JOB: Identify the lines containing the word "включає". Copy each one.

════════════════

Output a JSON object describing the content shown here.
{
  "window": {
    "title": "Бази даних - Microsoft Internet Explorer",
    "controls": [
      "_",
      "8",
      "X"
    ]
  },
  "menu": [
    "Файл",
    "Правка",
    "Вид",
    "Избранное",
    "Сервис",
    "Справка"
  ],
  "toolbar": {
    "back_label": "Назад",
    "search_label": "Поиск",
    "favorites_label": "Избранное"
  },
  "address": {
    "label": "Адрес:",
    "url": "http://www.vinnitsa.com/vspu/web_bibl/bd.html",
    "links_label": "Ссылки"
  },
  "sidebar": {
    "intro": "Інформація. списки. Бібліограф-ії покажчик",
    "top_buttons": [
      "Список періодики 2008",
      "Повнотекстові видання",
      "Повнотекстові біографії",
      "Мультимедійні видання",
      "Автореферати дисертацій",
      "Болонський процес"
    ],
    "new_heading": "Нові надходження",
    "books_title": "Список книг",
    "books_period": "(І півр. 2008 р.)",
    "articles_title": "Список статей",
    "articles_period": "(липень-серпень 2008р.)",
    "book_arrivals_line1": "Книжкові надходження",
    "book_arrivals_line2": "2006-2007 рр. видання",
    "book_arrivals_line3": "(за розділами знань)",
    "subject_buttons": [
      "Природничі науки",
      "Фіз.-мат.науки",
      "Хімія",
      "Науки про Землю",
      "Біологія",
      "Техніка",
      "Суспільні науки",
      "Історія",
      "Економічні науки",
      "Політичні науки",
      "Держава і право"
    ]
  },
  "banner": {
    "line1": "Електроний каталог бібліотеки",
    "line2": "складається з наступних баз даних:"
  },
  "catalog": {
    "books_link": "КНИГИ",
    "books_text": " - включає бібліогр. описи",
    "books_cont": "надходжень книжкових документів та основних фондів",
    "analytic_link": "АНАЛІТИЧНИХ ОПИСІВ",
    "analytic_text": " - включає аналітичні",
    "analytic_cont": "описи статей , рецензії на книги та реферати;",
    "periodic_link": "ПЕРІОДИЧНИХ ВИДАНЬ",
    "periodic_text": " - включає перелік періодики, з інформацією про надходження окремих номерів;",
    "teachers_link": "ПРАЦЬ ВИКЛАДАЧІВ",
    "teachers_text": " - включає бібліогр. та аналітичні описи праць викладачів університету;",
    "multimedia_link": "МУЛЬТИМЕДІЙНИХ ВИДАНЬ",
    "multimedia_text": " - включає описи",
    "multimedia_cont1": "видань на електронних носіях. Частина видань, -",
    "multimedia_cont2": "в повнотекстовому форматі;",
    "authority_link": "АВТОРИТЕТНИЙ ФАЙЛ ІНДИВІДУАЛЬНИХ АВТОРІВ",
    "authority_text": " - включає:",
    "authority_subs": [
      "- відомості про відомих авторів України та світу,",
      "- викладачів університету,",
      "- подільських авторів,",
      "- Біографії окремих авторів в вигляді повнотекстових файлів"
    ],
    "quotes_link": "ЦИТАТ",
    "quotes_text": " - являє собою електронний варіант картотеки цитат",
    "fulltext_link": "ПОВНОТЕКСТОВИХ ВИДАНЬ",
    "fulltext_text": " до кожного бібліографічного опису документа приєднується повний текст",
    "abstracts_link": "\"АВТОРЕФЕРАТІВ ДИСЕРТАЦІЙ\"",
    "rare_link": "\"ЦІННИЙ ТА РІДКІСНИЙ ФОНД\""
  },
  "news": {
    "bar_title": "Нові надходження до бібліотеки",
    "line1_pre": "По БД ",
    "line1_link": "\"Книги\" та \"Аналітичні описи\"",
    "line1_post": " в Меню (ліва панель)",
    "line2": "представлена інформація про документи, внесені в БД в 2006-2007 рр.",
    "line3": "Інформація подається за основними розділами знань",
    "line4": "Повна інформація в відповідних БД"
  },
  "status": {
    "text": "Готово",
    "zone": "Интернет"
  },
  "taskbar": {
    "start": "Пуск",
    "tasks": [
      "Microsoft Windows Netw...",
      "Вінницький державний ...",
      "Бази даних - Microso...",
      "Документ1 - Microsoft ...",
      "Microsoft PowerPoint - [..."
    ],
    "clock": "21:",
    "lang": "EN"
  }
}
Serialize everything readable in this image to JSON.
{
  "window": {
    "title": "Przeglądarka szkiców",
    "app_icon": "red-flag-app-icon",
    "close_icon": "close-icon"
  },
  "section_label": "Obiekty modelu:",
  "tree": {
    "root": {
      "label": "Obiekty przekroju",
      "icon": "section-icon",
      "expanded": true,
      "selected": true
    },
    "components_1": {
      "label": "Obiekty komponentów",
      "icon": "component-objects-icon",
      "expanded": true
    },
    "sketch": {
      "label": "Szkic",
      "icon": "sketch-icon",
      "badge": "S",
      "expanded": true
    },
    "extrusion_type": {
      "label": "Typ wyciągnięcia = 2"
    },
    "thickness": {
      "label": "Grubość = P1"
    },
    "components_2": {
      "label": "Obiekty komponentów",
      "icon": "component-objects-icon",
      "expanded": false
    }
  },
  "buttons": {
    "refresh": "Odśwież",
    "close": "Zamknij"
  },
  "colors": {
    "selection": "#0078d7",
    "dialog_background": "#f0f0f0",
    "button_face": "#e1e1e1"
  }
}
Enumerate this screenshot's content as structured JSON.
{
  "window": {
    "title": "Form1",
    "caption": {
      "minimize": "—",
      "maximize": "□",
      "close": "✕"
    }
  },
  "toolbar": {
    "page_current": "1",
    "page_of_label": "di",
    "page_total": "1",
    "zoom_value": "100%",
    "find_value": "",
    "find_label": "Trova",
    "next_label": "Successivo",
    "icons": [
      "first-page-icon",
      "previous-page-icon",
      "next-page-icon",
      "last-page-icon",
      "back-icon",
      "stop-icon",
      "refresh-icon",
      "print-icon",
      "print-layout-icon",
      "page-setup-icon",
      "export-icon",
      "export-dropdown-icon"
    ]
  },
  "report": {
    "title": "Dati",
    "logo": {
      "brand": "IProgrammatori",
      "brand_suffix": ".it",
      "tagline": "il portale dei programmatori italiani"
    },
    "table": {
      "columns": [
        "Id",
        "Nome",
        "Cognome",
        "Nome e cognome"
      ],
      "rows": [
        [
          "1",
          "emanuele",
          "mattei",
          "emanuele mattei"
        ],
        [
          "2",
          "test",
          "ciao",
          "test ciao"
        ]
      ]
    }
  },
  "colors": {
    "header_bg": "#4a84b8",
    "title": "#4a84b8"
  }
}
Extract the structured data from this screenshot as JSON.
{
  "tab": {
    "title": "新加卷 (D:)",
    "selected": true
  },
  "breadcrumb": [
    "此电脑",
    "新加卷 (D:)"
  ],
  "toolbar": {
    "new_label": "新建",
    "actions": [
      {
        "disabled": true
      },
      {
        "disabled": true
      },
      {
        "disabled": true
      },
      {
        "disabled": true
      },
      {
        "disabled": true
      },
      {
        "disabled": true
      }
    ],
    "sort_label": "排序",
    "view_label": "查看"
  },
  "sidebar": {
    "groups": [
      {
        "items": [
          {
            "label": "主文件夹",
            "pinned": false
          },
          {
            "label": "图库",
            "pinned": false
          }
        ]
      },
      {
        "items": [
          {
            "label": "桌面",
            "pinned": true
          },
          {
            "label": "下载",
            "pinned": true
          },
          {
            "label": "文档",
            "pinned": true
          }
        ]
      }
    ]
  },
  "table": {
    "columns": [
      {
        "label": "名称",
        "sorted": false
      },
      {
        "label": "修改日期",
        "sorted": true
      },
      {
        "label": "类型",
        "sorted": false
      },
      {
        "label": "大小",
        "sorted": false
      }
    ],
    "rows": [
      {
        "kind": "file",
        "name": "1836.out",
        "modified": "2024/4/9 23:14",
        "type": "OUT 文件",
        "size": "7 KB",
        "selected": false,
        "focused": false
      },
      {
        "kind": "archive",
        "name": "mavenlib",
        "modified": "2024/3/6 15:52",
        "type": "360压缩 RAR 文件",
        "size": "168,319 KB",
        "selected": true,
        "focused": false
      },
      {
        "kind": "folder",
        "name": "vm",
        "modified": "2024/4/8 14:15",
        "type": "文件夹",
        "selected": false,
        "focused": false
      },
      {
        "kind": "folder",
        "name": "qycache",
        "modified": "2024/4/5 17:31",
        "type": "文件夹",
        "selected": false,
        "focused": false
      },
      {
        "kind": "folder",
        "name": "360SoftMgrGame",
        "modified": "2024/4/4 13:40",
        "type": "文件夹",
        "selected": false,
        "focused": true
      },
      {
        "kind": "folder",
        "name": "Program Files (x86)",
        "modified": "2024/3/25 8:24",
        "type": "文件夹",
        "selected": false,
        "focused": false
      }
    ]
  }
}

════════════════

EXERCISE RESULT:
    "books_text": " - включає бібліогр. описи",
    "analytic_text": " - включає аналітичні",
    "periodic_text": " - включає перелік періодики, з інформацією про надходження окремих номерів;",
    "teachers_text": " - включає бібліогр. та аналітичні описи праць викладачів університету;",
    "multimedia_text": " - включає описи",
    "authority_text": " - включає:",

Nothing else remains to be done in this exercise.